## TASK
In the listing below, locate the line containing "Extract the structured" and copy it and every line after it through the end, exactly as written, leaving out any pictures.

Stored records
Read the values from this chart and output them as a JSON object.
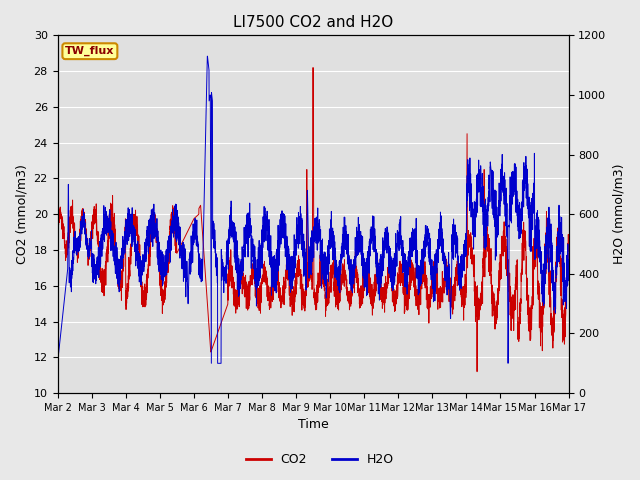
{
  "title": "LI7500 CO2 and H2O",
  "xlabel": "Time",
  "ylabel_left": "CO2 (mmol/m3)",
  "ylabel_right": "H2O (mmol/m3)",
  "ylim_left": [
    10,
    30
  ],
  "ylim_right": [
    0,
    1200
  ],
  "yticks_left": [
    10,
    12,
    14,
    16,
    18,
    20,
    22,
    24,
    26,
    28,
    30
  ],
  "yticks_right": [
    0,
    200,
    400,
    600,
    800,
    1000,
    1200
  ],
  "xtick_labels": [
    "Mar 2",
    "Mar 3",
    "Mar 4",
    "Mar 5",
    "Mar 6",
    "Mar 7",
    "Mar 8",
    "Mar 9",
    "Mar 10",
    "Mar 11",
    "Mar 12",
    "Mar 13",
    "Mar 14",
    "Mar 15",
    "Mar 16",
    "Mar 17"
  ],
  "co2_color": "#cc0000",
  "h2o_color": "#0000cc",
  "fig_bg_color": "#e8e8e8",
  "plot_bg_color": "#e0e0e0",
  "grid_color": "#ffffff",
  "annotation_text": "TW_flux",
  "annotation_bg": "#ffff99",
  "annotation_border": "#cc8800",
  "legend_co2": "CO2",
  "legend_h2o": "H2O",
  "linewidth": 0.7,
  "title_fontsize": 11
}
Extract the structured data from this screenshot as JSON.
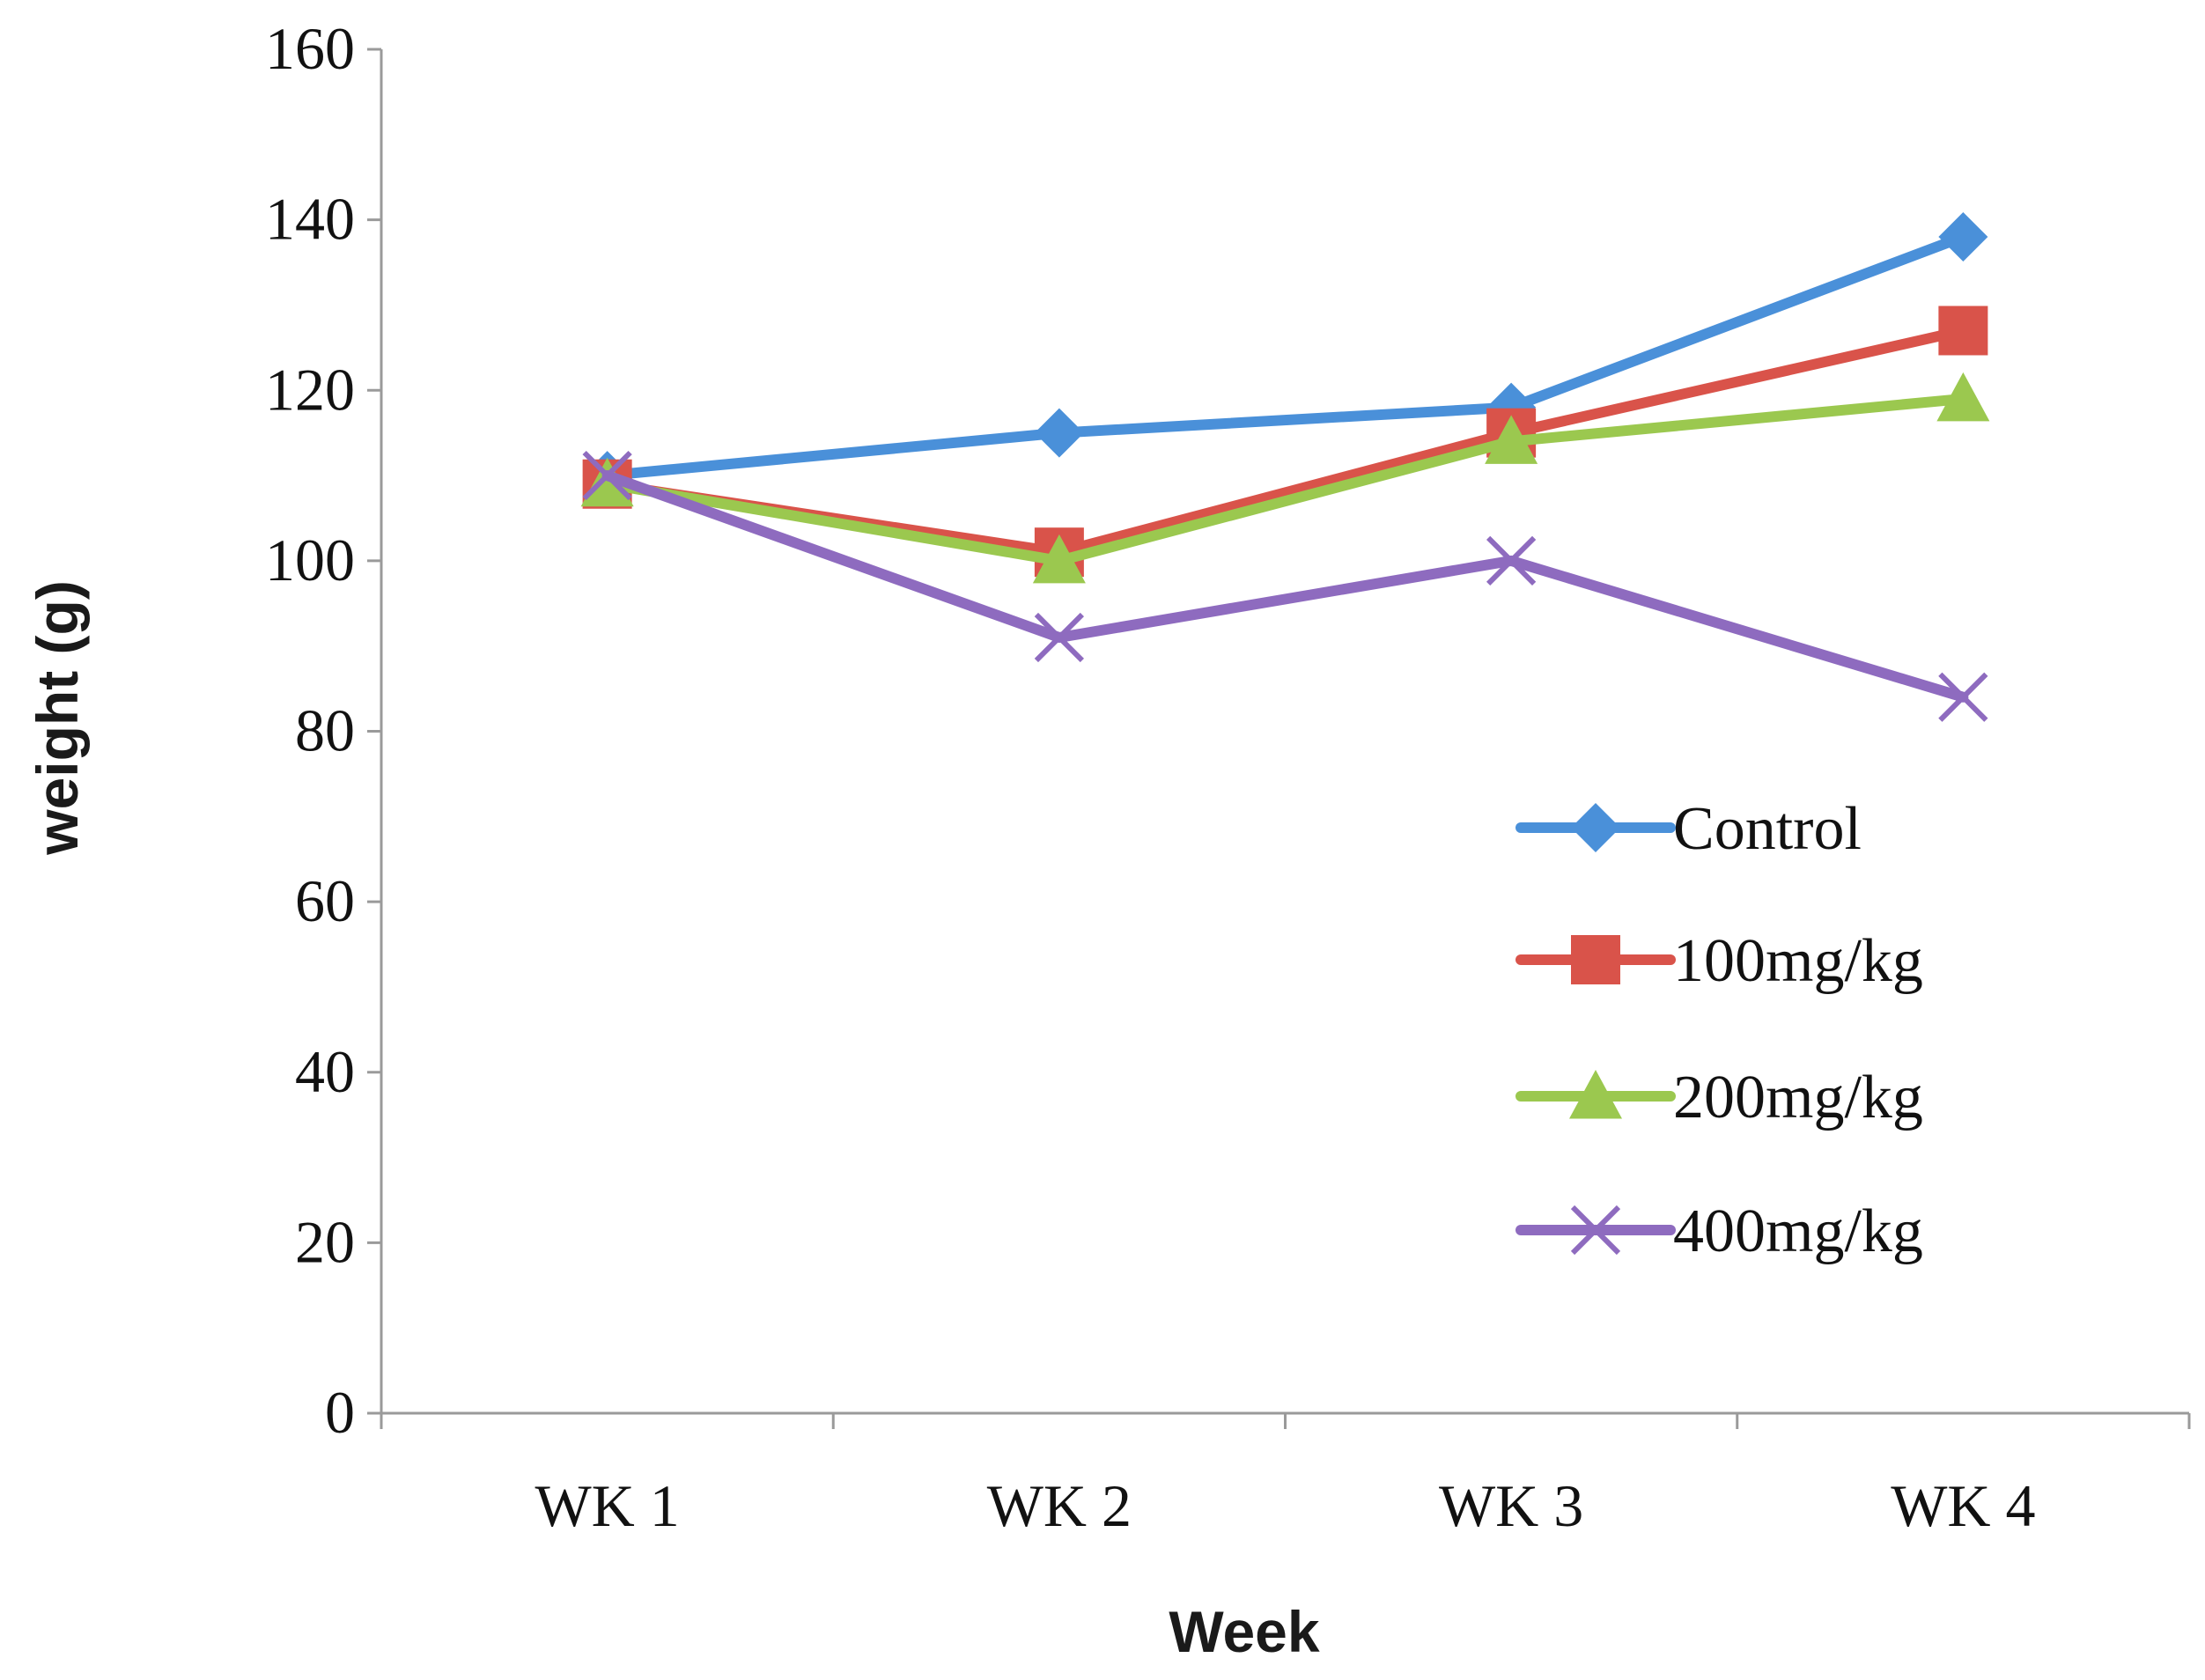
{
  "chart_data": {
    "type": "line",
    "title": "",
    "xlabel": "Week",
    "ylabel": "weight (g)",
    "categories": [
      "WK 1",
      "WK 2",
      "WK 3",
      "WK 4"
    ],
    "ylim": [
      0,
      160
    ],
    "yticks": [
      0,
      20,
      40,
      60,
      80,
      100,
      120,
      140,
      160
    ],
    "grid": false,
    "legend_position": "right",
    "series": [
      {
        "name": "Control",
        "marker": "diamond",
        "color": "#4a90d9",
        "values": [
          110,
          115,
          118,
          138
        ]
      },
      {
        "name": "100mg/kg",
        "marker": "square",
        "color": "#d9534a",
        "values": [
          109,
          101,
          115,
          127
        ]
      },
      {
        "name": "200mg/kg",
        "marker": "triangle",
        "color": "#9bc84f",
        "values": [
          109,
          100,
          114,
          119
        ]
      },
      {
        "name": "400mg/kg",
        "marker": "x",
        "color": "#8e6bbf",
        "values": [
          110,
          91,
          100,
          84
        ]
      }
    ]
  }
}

## THE OUTPUT
Extract the structured data from this screenshot as JSON.
{
  "chart_data": {
    "type": "line",
    "title": "",
    "xlabel": "Week",
    "ylabel": "weight (g)",
    "categories": [
      "WK 1",
      "WK 2",
      "WK 3",
      "WK 4"
    ],
    "ylim": [
      0,
      160
    ],
    "yticks": [
      0,
      20,
      40,
      60,
      80,
      100,
      120,
      140,
      160
    ],
    "grid": false,
    "legend_position": "right",
    "series": [
      {
        "name": "Control",
        "marker": "diamond",
        "color": "#4a90d9",
        "values": [
          110,
          115,
          118,
          138
        ]
      },
      {
        "name": "100mg/kg",
        "marker": "square",
        "color": "#d9534a",
        "values": [
          109,
          101,
          115,
          127
        ]
      },
      {
        "name": "200mg/kg",
        "marker": "triangle",
        "color": "#9bc84f",
        "values": [
          109,
          100,
          114,
          119
        ]
      },
      {
        "name": "400mg/kg",
        "marker": "x",
        "color": "#8e6bbf",
        "values": [
          110,
          91,
          100,
          84
        ]
      }
    ]
  }
}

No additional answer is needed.